> TASK INSTRUCTIONS
In the records below, find each line with the word "JSON" and copy it.

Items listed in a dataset
-- Start --

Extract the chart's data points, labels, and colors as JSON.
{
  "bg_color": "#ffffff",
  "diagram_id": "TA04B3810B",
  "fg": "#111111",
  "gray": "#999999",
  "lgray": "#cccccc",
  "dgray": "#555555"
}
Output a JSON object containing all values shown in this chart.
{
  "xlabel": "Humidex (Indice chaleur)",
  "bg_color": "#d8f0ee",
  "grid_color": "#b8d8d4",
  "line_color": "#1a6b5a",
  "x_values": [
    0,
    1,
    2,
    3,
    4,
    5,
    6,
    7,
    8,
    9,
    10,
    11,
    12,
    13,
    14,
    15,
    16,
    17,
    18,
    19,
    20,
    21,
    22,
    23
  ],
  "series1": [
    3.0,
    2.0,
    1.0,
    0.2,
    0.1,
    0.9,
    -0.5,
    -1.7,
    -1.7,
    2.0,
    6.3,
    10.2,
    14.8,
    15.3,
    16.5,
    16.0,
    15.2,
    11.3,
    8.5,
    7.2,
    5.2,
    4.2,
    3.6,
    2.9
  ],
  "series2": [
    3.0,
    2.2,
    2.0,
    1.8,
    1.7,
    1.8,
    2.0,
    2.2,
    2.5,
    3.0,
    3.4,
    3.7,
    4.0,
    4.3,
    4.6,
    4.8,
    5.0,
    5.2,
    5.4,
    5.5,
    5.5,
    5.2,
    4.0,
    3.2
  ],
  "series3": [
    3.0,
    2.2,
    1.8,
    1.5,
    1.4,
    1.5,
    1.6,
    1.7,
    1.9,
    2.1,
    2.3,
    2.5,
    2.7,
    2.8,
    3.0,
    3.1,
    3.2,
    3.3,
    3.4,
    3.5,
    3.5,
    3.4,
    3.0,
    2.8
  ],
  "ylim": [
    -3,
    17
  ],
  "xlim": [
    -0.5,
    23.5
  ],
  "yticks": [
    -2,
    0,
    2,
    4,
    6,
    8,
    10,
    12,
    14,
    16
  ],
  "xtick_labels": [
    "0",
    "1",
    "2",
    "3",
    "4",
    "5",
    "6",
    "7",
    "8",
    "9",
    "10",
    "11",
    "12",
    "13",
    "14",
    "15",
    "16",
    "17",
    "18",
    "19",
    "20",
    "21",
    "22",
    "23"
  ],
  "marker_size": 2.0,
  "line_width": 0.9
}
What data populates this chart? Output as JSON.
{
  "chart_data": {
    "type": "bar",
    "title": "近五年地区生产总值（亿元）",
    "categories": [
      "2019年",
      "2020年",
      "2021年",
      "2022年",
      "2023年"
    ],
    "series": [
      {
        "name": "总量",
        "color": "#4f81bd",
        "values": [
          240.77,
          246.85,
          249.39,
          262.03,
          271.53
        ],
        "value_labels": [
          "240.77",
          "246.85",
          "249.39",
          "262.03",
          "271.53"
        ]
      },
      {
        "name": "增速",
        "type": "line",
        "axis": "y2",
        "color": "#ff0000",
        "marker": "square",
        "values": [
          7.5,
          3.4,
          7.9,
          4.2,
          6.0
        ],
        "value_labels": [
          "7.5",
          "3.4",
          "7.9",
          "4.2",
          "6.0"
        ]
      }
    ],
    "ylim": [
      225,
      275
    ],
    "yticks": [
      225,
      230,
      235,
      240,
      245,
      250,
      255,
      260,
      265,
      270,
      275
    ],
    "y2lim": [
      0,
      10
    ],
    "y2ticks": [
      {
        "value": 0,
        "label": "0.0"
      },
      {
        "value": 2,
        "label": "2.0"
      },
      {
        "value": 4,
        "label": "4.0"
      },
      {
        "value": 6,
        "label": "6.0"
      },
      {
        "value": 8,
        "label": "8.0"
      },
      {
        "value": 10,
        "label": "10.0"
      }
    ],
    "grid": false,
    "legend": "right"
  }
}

-- End --

> TASK RESULT
Extract the chart's data points, labels, and colors as JSON.
Output a JSON object containing all values shown in this chart.
What data populates this chart? Output as JSON.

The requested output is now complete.